Autor: Erik Hobein, Claudius Nowoisky & Stefan Leonhardt
Stand: 09/2022

Die Polarkoordinatenanalyse (PKA) ermöglicht im Sport eine quantitative und qualitative Analyse der Beziehung ausgewählter technisch-taktischer Handlungen und Verhaltensweisen. Die Handlungen und Verhaltensweisen werden dazu in vorausgehenden Analysen definiert, zeitlich erfasst und codiert. Die Darstellung der jeweiligen Beziehung der Verhaltensweisen erfolgt dann mit Hilfe des Polarkoordinatensystems. Im Zentrum der PKA steht dabei eine beliebig definierte Verhaltensweise. Ein Vektor, der in einem von vier Quadranten verläuft, gibt dann die entsprechende Beziehung zwischen der zentralen Verhaltensweise und den möglicherweise dazu bedingenden Verhaltensweisen an. Die Länge des Vektors stellt dabei die Wahrscheinlichkeit des Zusammenhangs dar und der Quadrant den positiven oder negativen Einfluss auf diese Beziehung.

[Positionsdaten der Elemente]

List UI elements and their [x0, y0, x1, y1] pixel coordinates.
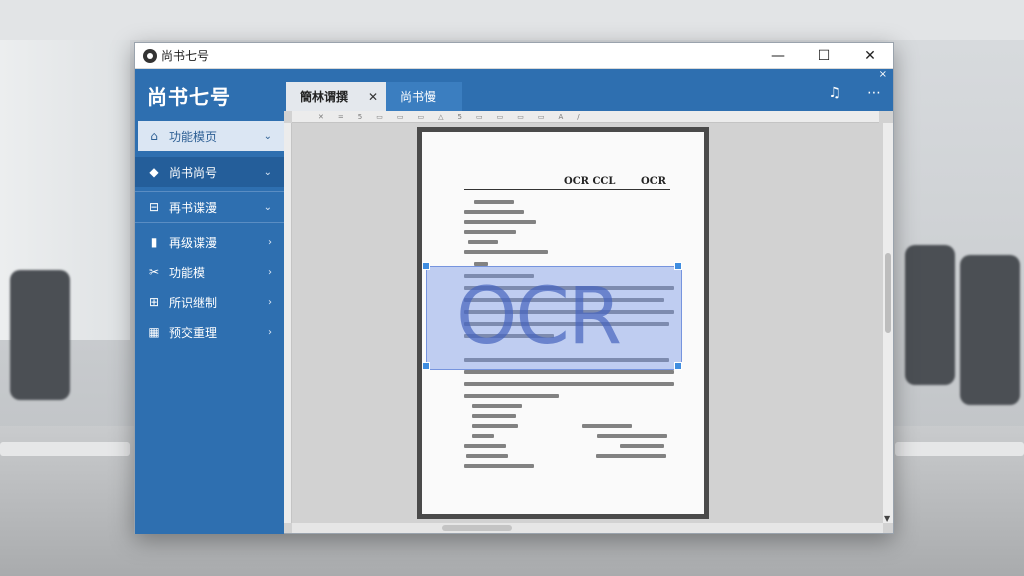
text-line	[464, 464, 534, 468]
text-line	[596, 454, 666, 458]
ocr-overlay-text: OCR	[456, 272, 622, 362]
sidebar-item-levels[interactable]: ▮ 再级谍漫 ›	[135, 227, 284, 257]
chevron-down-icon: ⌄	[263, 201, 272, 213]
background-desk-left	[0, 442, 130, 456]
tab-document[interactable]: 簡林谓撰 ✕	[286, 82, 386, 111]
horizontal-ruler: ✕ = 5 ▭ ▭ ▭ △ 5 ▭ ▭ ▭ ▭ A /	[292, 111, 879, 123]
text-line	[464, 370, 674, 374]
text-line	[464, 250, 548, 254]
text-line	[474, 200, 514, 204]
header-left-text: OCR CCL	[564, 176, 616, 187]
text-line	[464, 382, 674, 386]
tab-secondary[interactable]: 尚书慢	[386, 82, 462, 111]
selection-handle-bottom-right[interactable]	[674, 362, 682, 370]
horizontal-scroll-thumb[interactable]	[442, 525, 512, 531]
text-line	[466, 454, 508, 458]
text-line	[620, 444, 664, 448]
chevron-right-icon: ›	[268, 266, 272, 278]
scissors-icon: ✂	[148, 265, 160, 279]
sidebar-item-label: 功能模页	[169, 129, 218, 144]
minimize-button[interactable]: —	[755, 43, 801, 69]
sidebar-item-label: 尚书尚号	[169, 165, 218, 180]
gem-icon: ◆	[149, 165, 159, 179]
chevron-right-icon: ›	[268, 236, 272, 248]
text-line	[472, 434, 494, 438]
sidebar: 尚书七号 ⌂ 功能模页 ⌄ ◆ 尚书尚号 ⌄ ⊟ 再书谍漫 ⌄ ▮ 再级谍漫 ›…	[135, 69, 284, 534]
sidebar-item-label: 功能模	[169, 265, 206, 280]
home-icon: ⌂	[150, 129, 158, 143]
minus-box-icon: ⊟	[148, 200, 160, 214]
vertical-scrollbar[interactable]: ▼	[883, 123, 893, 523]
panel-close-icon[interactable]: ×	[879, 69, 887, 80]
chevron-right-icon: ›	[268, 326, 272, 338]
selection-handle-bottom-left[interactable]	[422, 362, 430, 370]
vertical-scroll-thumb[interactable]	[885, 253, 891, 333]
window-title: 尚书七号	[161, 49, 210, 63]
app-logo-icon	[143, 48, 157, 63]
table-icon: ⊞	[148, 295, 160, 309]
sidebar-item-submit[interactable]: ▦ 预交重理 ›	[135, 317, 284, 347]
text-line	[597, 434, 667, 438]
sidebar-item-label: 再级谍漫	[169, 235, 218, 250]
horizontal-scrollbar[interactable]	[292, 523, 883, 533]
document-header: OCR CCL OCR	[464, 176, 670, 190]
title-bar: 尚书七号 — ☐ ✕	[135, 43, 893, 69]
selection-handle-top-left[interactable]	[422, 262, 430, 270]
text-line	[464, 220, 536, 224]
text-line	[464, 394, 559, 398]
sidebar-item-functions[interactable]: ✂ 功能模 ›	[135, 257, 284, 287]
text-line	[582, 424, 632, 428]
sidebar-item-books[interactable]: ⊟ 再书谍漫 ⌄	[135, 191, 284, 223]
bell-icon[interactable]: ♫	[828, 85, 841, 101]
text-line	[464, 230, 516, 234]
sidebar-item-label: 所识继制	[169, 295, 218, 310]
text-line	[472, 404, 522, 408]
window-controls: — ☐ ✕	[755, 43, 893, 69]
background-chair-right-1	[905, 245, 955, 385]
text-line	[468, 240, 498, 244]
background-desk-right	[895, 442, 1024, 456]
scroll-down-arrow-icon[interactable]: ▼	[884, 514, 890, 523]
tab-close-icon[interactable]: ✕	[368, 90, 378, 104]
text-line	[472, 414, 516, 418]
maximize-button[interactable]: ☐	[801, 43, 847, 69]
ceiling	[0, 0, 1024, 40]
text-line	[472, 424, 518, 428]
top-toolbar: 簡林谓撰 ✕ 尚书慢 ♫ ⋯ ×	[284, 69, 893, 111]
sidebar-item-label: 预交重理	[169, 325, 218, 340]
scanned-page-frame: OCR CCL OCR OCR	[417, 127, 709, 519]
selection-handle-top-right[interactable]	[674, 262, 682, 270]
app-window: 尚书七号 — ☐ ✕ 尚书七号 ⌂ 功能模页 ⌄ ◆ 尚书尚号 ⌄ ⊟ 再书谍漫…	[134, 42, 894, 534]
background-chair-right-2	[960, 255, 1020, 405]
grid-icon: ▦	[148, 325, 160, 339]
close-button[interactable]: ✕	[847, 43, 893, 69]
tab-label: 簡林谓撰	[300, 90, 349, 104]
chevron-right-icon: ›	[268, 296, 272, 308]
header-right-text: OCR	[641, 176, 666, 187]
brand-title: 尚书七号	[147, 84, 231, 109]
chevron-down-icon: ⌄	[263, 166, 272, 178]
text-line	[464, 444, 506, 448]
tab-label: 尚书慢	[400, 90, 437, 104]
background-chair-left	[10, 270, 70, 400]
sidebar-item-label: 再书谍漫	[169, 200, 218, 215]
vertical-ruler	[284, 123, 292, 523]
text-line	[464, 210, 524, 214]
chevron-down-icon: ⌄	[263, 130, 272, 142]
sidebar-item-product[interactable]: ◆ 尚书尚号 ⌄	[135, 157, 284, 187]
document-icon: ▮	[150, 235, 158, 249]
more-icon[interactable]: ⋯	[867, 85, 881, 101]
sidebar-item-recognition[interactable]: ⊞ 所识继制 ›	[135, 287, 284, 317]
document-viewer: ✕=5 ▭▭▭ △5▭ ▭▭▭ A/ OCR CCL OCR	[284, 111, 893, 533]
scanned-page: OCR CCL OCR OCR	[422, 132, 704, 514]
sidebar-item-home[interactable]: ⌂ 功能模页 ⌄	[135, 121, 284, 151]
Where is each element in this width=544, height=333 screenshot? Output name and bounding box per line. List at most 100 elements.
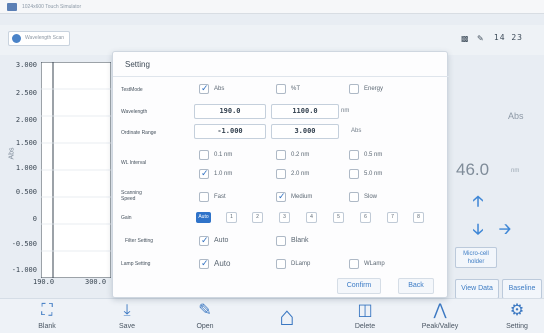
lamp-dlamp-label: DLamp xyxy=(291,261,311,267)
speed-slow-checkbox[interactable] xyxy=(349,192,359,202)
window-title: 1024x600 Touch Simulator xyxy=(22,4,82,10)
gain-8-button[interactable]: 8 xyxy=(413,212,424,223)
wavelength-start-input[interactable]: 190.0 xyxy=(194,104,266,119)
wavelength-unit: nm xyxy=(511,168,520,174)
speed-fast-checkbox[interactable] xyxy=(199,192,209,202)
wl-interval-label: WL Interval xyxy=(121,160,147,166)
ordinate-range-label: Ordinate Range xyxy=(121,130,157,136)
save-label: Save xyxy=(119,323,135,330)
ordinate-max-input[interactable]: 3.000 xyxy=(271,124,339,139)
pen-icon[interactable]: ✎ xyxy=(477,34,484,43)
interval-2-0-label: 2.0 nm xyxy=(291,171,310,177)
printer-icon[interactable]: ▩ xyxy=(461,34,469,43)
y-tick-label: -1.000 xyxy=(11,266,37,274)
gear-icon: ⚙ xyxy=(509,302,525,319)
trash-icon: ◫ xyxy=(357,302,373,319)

- **Folgendes bearbeiten**:
**1.** Übernimm aus dem Text zur Polarkoordinatenanalyse wortgetreu den Abschnitt, der mit „Die Polarkoordinatenanalyse (PKA)“ beginnt und mit „auf diese Beziehung.“ endet.
**2.** Schreib den Text über die Polarkoordinatenanalyse im Anschluss an seinen letzten Satz weiter.

- **Lösungen zur Übung**:
**1.**
Die Polarkoordinatenanalyse (PKA) ermöglicht im Sport eine quantitative und qualitative Analyse der Beziehung ausgewählter technisch-taktischer Handlungen und Verhaltensweisen. Die Handlungen und Verhaltensweisen werden dazu in vorausgehenden Analysen definiert, zeitlich erfasst und codiert. Die Darstellung der jeweiligen Beziehung der Verhaltensweisen erfolgt dann mit Hilfe des Polarkoordinatensystems. Im Zentrum der PKA steht dabei eine beliebig definierte Verhaltensweise. Ein Vektor, der in einem von vier Quadranten verläuft, gibt dann die entsprechende Beziehung zwischen der zentralen Verhaltensweise und den möglicherweise dazu bedingenden Verhaltensweisen an. Die Länge des Vektors stellt dabei die Wahrscheinlichkeit des Zusammenhangs dar und der Quadrant den positiven oder negativen Einfluss auf diese Beziehung.

**2.**
Studie:

Zur Studie
https://sport-iat.de/iat-hub/judo/projekt
Take-aways

Datenanalyse in der Mixed-Methods-Forschung

Analyse von zeitlichen Verhaltensbeziehungen

Möglichkeit große Datensätze in reduzierter Form darzustellen

Eignet sich zur technisch-taktischen Analyse in den Spiel- und Zweikampfsportarten

Verarbeitung von sequenziellen Analysedaten in einem Polarkoordinatensystem

Zusammenfassung

Die PKA bietet die Möglichkeit große Datenmengen übersichtlich darzustellen und wird dementsprechend in vielen wissenschaftlichen Disziplinen genutzt. Auch vermehrt im Sport kommt die PKA zum Einsatz (Perea, Castellano, Alday & Hernández-Mendo, 2012). Diese wird beispielweise im Judo (Gutiérrez-Santiago, Gentico-Merino & Prieto-Lage, 2019), im Taekwondo (Maneiro, Amatria & Anguera, 2019), im Basketball (Morillo-Baro et al., 2021) und im Fußball (Castañer et al., 2016) genutzt.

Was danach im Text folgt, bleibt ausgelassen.